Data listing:

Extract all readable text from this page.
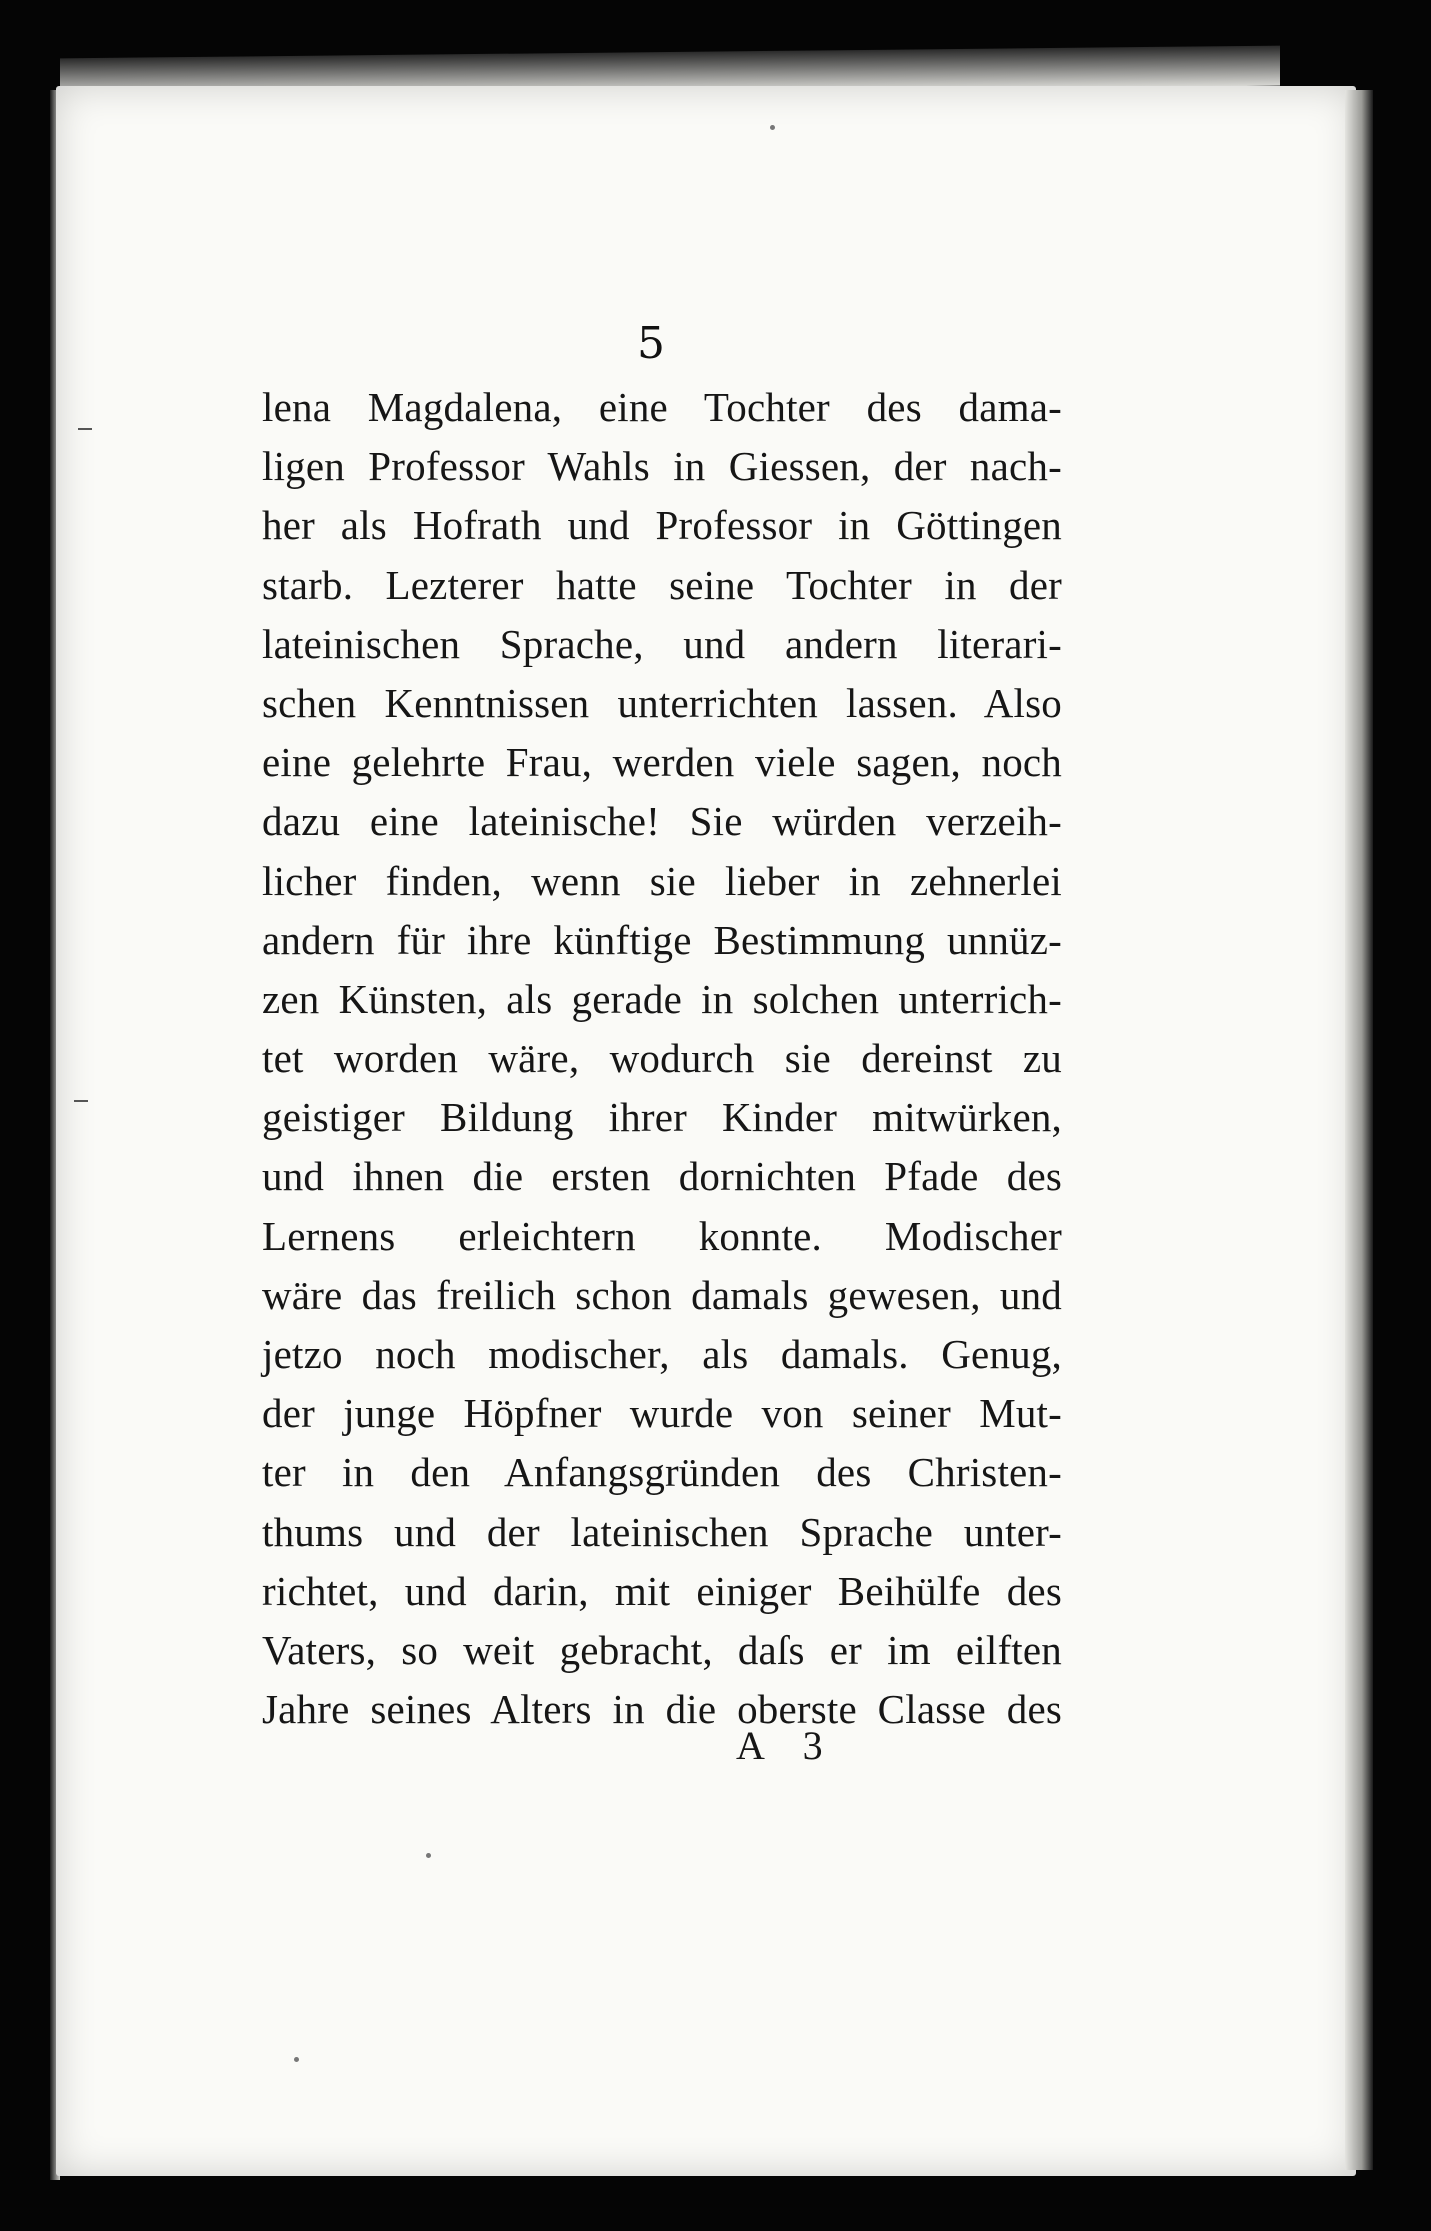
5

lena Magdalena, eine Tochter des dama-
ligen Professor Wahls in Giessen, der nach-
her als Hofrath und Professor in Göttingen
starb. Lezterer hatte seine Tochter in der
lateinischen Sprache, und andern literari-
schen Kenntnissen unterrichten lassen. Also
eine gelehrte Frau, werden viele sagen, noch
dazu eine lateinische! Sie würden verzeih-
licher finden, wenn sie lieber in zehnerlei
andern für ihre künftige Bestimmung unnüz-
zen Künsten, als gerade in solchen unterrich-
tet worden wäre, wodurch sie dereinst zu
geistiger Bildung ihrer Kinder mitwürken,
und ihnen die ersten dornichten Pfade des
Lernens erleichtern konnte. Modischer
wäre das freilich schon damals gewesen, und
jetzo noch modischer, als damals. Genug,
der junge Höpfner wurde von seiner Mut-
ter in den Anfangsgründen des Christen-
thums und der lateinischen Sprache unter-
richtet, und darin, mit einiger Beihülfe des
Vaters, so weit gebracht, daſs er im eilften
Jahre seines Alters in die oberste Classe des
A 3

--

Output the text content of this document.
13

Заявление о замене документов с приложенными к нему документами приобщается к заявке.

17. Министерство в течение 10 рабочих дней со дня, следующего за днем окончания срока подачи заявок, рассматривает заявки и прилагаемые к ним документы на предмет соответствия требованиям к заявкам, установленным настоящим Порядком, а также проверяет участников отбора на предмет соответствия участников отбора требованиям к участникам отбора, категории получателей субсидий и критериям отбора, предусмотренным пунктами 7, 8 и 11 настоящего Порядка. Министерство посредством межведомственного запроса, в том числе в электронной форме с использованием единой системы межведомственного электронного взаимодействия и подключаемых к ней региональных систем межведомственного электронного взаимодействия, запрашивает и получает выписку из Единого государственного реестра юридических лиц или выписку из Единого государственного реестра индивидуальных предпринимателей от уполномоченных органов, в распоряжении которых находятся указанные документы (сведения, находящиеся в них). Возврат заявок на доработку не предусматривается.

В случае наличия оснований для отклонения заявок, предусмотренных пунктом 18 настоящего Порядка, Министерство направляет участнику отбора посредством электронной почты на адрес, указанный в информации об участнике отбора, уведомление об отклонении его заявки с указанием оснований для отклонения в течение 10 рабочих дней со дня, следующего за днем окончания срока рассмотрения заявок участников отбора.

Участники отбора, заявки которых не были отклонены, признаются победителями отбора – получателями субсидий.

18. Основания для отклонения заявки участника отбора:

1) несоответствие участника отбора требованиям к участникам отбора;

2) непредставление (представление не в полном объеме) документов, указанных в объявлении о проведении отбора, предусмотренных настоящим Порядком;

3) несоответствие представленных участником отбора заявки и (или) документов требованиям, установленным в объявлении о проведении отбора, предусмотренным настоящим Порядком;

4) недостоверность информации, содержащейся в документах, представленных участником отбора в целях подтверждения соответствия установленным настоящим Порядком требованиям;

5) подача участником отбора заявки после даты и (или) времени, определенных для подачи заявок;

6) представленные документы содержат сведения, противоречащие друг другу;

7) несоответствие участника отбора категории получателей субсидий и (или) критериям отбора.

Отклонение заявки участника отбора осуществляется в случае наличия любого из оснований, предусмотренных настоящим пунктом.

Exercise directions: Locate the word "пунктом" in the records and collect each line it appears in.

Correct output:
В случае наличия оснований для отклонения заявок, предусмотренных пунктом 18 настоящего Порядка, Министерство направляет участнику отбора посредством электронной почты на адрес, указанный в информации об участнике отбора, уведомление об отклонении его заявки с указанием оснований для отклонения в течение 10 рабочих дней со дня, следующего за днем окончания срока рассмотрения заявок участников отбора.
Отклонение заявки участника отбора осуществляется в случае наличия любого из оснований, предусмотренных настоящим пунктом.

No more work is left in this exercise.